| RECORD LIST |
start

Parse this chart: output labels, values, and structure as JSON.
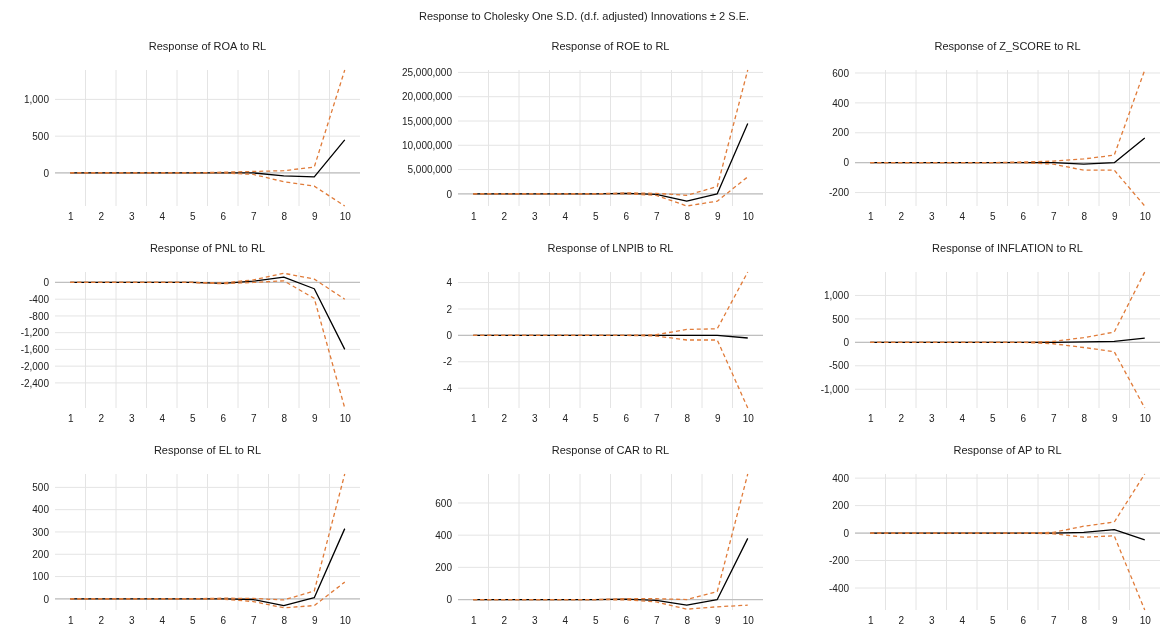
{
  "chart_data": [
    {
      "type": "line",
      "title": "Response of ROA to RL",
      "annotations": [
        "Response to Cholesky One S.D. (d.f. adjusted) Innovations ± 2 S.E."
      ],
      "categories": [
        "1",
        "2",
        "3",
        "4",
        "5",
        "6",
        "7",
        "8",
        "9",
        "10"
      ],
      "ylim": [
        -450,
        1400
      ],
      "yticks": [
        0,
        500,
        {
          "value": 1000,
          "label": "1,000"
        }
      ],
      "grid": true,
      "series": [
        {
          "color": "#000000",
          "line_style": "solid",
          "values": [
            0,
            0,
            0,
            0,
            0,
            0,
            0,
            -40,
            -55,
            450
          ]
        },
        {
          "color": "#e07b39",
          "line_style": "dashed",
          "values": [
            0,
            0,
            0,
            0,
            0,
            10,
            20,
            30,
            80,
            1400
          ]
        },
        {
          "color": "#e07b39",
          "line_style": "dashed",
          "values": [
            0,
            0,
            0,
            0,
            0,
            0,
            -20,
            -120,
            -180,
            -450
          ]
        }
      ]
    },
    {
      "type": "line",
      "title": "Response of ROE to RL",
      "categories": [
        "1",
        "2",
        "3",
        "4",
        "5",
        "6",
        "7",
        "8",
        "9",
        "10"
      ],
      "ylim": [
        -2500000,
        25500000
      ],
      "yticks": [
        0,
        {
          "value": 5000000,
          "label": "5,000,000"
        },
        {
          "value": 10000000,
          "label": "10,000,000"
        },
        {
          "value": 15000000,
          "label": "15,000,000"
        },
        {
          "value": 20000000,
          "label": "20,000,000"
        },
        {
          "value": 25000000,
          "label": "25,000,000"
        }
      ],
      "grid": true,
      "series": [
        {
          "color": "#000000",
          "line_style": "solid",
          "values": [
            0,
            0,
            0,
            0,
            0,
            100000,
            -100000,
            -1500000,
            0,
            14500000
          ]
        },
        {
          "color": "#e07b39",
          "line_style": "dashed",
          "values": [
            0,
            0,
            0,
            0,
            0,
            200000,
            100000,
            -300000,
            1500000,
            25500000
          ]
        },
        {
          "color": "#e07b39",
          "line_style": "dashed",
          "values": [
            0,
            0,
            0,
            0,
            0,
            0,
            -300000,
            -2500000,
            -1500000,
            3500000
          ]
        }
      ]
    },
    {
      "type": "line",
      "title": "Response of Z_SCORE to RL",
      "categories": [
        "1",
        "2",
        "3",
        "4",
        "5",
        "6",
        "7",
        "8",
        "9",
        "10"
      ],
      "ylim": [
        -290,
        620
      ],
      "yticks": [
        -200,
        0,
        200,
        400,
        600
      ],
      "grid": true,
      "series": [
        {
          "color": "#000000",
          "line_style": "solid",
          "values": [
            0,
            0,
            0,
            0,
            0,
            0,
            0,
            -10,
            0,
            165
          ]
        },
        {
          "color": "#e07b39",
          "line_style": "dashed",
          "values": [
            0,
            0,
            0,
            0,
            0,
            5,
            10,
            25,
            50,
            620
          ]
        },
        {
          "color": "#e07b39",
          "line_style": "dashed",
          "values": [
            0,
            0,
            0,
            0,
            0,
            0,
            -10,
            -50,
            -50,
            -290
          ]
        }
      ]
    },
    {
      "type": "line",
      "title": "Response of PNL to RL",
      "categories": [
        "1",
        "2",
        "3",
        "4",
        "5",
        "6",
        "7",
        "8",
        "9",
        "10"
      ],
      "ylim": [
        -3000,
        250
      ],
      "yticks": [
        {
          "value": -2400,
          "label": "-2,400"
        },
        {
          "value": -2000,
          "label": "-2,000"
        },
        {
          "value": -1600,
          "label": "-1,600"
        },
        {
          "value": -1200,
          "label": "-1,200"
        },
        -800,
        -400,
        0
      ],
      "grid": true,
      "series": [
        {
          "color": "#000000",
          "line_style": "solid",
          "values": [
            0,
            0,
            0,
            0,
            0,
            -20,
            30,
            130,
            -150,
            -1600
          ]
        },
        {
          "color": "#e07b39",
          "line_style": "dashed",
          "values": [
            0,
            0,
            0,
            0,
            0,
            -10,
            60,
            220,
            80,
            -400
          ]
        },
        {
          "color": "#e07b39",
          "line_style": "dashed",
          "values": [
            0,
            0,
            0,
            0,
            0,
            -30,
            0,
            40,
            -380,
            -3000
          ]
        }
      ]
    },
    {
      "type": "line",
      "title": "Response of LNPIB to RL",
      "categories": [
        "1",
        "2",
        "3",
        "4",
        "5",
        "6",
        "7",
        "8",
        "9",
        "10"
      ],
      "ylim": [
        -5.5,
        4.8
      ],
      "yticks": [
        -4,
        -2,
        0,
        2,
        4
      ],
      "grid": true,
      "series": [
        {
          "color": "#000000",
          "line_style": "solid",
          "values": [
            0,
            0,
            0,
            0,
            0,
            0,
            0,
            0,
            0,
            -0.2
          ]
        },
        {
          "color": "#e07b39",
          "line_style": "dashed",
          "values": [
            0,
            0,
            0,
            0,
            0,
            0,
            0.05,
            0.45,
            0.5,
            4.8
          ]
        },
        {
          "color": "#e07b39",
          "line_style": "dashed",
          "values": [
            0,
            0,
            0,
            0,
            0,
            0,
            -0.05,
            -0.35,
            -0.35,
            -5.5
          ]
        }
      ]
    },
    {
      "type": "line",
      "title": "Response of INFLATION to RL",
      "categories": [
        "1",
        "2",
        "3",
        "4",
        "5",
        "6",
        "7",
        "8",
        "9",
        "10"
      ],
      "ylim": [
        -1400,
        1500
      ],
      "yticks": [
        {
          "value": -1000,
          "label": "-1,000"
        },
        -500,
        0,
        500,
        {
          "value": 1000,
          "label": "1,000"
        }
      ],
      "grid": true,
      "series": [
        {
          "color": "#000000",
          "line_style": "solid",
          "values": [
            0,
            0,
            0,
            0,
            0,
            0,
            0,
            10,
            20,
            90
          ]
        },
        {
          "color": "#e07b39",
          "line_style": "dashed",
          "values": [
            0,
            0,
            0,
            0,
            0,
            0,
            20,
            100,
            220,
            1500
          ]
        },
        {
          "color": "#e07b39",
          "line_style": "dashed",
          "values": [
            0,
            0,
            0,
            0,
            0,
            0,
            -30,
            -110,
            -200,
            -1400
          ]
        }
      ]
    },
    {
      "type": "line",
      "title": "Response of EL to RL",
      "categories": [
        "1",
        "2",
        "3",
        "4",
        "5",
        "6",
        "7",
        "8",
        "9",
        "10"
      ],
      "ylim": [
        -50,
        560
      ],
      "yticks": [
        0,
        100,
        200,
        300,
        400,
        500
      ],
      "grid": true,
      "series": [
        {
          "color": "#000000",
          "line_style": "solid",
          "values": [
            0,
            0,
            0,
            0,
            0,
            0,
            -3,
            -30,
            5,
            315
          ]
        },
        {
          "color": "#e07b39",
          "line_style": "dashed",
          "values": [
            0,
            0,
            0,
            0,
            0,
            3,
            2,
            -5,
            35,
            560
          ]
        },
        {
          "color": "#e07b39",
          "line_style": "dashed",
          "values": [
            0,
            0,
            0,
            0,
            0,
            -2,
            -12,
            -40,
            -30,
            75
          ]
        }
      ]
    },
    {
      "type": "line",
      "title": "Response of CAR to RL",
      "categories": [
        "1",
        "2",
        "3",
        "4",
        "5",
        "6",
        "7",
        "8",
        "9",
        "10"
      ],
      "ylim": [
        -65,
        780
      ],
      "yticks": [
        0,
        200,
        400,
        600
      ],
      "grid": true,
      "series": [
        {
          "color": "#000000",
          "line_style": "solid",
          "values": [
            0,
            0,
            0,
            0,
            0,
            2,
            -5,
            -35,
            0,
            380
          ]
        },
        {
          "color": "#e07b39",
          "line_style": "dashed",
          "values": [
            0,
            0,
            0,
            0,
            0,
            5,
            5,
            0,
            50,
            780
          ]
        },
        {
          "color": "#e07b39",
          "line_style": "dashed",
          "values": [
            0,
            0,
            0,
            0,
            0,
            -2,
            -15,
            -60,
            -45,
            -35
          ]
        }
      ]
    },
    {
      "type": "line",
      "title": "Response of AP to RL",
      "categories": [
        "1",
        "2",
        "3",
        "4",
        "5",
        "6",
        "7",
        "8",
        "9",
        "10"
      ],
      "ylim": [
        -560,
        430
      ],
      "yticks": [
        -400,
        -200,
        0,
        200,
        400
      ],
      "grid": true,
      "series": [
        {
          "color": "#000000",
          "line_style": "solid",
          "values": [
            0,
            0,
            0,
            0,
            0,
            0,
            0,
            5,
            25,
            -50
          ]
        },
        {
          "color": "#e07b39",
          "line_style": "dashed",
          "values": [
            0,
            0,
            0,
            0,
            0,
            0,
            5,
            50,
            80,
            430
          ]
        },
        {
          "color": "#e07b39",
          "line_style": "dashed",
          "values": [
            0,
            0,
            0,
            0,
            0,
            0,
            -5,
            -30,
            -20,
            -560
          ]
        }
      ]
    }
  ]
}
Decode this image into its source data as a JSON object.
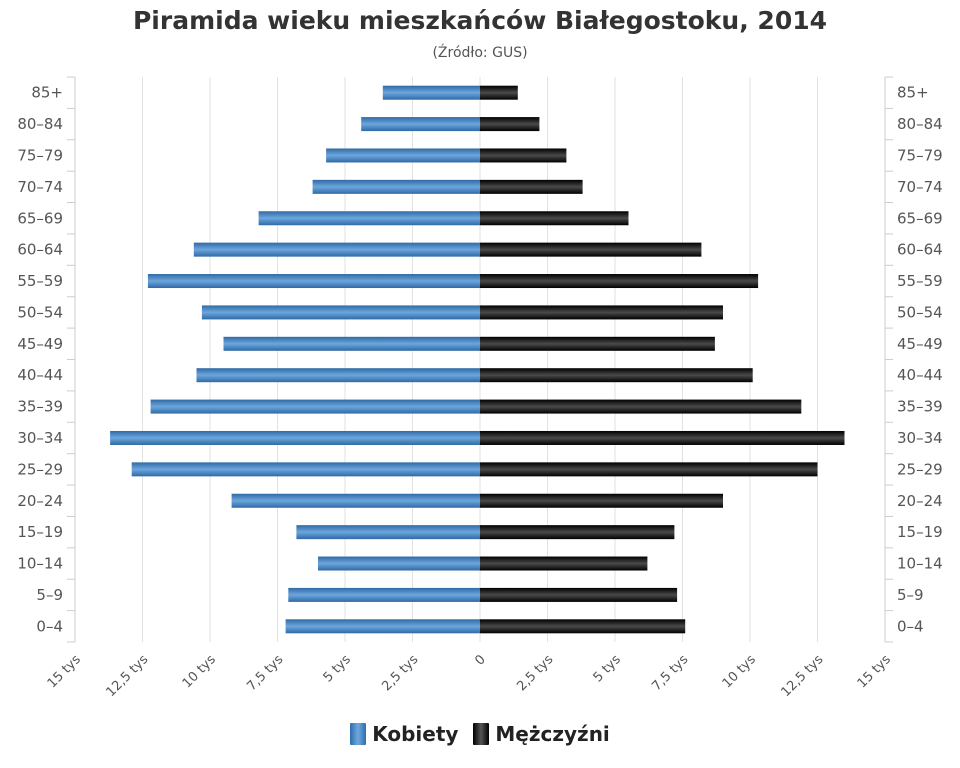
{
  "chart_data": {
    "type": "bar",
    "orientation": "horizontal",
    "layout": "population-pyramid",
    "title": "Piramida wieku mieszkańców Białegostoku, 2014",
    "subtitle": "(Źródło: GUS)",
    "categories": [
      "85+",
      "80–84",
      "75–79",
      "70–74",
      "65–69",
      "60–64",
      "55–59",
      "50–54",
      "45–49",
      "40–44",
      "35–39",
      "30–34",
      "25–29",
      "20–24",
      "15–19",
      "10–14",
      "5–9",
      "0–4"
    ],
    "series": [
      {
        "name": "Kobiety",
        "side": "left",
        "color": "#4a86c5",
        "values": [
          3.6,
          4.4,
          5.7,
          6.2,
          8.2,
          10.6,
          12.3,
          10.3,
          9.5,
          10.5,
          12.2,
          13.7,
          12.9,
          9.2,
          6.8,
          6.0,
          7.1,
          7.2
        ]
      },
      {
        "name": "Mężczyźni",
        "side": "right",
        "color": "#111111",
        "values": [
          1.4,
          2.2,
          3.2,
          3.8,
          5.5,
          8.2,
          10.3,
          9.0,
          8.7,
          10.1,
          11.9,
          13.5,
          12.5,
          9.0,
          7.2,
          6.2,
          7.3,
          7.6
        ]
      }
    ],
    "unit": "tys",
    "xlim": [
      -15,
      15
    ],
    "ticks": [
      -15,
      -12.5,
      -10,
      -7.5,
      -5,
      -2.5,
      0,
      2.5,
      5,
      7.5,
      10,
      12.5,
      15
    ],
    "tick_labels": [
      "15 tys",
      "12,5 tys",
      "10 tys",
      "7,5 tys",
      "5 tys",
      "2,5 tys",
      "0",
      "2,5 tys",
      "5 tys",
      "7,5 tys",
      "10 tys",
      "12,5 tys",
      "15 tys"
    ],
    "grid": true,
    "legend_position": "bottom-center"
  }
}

end

| REQUIREMENTS |
Give every line of the material that includes the string "Response".

| RESULT OF THE TASK |
      "title": "Response of ROA to RL",
        "Response to Cholesky One S.D. (d.f. adjusted) Innovations ± 2 S.E."
      "title": "Response of ROE to RL",
      "title": "Response of Z_SCORE to RL",
      "title": "Response of PNL to RL",
      "title": "Response of LNPIB to RL",
      "title": "Response of INFLATION to RL",
      "title": "Response of EL to RL",
      "title": "Response of CAR to RL",
      "title": "Response of AP to RL",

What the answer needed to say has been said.